» **TASK**
Collect every line in the records below that contains the word "pMDI".

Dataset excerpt
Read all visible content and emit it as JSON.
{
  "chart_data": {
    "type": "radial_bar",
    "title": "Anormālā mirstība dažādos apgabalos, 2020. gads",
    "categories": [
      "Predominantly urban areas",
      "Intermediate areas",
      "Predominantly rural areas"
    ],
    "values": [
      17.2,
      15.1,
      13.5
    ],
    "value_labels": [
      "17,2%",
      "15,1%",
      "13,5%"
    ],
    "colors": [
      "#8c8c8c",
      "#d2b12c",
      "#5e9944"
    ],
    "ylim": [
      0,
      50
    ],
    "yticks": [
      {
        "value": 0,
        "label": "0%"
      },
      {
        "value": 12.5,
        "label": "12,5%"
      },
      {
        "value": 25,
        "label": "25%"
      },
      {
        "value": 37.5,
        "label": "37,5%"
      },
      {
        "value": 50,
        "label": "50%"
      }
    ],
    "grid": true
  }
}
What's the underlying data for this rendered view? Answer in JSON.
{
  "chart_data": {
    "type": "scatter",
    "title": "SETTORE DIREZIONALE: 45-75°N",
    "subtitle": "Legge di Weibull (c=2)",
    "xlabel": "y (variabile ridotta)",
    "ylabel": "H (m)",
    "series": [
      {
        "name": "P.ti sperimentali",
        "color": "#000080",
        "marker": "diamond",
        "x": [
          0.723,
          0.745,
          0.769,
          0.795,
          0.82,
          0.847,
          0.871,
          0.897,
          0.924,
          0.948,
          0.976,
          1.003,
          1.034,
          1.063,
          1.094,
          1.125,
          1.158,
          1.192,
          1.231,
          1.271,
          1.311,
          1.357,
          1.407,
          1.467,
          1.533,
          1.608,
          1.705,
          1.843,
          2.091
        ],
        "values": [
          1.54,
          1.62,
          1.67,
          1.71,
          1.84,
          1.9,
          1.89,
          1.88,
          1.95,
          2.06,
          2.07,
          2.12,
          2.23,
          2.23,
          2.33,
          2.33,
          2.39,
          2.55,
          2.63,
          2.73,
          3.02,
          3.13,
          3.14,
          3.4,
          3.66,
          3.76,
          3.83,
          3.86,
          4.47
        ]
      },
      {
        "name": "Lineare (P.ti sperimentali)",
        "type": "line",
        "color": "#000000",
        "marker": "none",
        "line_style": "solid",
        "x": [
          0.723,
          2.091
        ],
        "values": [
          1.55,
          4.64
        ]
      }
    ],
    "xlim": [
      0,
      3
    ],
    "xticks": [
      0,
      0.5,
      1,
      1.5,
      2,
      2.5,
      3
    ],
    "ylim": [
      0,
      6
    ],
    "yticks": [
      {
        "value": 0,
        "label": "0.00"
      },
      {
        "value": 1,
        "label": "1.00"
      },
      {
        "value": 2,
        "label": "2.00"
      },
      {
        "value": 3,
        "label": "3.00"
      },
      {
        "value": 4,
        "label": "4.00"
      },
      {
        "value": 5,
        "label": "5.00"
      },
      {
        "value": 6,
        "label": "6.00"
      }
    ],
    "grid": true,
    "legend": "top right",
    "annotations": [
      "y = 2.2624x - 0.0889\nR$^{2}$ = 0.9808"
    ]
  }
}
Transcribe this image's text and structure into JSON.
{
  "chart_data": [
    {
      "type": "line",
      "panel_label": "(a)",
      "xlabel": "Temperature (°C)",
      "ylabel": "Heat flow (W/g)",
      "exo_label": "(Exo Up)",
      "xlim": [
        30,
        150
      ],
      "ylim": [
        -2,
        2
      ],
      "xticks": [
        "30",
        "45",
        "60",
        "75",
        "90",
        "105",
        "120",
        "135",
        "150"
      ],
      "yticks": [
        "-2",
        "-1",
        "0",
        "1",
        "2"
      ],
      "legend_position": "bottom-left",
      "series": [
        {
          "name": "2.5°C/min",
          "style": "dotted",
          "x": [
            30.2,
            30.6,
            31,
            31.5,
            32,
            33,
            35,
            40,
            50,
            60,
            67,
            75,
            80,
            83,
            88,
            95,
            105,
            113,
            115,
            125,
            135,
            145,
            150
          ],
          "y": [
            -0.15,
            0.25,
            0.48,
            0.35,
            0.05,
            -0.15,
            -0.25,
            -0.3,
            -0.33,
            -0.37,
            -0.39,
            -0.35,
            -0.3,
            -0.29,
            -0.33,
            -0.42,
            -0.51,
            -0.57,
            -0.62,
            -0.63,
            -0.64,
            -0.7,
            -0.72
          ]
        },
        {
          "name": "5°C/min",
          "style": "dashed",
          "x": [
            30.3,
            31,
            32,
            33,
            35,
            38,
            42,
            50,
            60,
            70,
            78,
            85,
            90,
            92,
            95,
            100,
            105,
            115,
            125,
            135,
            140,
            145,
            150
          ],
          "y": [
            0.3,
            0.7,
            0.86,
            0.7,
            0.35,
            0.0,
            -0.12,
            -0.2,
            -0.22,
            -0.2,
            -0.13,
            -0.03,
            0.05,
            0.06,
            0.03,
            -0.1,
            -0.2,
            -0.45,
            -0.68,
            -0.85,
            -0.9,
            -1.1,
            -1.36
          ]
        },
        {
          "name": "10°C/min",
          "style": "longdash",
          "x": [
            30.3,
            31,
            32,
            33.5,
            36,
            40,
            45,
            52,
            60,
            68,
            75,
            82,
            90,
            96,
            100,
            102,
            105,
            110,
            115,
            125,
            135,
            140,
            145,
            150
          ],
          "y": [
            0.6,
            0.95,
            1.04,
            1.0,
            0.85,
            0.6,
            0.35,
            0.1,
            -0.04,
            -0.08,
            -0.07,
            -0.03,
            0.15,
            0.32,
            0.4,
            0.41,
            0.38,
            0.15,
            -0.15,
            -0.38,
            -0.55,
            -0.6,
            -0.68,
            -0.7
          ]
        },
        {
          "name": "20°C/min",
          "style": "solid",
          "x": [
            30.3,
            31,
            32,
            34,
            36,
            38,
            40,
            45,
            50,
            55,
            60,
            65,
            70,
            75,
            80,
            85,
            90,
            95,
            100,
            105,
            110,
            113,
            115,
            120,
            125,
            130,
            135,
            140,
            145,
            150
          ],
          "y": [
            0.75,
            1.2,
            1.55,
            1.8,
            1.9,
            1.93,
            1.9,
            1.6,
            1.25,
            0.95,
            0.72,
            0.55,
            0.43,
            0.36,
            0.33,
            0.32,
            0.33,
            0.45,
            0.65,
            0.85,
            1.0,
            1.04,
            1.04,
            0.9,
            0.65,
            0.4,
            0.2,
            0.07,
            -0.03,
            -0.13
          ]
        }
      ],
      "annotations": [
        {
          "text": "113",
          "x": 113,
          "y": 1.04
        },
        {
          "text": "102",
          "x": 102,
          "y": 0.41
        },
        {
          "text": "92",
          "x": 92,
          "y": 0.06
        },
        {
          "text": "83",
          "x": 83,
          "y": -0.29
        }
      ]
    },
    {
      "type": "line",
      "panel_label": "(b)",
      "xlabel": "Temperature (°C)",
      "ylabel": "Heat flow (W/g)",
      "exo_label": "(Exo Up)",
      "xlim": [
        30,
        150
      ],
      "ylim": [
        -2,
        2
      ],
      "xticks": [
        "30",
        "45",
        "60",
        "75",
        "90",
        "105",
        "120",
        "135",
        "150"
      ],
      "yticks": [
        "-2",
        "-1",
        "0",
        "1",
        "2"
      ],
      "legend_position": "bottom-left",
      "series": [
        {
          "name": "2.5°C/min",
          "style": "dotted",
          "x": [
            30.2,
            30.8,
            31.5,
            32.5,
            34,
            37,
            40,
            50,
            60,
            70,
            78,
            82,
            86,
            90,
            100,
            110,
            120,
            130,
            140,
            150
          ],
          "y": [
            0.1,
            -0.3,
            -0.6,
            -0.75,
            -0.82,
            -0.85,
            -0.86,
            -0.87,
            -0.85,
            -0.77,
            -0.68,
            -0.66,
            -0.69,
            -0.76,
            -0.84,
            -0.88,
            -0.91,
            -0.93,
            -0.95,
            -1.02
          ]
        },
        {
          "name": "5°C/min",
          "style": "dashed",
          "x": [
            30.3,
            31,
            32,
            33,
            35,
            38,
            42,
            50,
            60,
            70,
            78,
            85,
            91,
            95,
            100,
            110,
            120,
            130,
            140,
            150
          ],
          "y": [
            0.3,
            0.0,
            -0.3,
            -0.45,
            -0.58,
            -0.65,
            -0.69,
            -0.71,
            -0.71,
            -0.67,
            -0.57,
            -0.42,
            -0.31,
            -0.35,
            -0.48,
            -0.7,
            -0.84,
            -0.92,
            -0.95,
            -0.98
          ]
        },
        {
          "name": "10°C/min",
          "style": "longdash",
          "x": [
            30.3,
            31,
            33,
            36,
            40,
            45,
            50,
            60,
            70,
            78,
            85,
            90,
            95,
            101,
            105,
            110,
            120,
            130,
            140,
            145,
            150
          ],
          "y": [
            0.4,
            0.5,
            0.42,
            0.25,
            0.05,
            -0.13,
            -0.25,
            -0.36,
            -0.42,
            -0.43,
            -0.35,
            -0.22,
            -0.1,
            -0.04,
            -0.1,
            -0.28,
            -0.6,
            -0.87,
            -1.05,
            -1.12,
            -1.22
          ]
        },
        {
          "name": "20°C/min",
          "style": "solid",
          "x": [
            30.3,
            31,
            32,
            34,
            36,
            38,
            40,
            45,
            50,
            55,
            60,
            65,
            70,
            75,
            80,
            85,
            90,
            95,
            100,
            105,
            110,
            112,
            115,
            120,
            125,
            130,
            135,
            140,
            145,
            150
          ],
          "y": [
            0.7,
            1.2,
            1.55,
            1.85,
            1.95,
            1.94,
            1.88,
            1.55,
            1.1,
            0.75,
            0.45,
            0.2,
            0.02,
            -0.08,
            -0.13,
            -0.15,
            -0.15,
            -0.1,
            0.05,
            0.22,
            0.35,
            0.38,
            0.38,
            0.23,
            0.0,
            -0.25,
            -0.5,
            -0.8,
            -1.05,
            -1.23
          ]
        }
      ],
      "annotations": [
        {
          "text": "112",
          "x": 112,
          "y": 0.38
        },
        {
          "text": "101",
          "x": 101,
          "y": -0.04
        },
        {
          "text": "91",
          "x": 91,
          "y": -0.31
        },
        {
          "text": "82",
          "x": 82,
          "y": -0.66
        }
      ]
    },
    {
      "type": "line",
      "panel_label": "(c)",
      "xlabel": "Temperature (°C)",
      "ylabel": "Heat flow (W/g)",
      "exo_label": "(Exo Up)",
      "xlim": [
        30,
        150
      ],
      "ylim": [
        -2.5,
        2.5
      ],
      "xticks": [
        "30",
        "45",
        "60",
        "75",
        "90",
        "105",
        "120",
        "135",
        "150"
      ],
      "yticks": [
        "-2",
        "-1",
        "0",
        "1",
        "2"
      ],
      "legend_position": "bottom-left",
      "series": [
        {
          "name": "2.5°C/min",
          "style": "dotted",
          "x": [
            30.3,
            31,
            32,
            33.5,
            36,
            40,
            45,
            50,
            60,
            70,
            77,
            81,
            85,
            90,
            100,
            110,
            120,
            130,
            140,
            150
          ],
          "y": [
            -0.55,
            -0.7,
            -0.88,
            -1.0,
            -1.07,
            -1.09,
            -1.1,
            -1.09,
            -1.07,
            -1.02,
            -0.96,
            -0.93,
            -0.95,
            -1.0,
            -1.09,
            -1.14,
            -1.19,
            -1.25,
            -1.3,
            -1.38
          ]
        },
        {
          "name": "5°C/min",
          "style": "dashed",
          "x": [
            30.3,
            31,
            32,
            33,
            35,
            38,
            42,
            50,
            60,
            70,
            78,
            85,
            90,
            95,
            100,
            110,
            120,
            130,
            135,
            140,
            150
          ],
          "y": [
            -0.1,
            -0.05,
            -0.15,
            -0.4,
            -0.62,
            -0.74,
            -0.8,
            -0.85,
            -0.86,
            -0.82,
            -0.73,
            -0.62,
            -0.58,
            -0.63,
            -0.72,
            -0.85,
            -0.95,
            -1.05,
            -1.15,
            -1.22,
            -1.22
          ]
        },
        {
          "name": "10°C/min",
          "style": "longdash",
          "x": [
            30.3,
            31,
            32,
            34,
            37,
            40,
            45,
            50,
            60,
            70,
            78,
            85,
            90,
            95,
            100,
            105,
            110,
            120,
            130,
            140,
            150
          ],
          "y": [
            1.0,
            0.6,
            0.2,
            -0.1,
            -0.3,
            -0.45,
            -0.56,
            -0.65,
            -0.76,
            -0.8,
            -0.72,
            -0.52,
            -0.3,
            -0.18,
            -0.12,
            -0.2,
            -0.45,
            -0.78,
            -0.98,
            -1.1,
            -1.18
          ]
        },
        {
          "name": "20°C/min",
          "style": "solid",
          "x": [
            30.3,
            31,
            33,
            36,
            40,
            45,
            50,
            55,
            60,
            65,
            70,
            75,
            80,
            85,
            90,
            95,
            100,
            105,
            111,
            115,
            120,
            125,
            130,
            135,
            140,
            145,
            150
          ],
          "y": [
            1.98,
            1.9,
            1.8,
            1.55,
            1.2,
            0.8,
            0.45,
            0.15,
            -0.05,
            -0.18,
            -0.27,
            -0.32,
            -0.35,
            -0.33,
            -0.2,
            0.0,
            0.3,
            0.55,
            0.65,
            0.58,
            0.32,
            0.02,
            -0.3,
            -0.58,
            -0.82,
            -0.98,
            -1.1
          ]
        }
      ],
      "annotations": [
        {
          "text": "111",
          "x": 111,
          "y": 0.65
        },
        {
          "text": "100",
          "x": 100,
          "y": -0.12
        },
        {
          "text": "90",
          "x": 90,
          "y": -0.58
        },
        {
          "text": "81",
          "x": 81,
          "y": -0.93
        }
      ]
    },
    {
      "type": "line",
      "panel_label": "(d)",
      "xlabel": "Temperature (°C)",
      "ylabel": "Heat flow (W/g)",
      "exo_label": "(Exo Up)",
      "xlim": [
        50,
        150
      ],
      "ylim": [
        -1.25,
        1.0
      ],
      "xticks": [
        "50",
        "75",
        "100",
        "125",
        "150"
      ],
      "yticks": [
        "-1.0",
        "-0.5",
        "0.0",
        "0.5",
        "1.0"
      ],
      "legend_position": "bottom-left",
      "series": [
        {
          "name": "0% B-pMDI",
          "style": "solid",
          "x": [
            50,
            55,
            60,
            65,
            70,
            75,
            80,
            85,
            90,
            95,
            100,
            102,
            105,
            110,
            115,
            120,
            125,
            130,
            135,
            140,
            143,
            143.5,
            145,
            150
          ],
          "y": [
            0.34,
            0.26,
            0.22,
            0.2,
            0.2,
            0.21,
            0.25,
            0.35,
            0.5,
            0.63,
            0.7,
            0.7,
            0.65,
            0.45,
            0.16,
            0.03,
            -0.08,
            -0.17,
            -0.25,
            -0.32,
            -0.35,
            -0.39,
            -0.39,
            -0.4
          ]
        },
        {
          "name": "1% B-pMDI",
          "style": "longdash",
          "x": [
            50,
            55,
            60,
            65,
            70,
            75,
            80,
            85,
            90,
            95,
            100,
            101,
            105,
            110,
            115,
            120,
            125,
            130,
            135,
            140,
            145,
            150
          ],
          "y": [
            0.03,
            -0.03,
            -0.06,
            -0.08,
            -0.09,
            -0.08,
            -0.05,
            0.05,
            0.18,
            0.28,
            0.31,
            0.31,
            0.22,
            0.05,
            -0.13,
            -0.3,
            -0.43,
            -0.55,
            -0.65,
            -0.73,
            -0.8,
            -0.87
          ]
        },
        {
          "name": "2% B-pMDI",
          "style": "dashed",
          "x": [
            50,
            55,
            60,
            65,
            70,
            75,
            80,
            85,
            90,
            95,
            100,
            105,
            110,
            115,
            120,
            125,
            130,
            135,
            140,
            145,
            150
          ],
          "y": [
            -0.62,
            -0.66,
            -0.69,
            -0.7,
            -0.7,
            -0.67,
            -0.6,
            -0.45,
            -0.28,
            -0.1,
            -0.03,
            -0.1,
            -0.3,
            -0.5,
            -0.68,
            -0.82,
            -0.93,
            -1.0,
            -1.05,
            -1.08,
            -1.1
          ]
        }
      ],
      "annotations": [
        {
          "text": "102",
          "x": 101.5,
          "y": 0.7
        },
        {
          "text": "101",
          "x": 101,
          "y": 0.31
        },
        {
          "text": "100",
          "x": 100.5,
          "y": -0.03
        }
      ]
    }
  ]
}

» **RESULT FOR THIS TASK**
          "name": "0% B-pMDI",
          "name": "1% B-pMDI",
          "name": "2% B-pMDI",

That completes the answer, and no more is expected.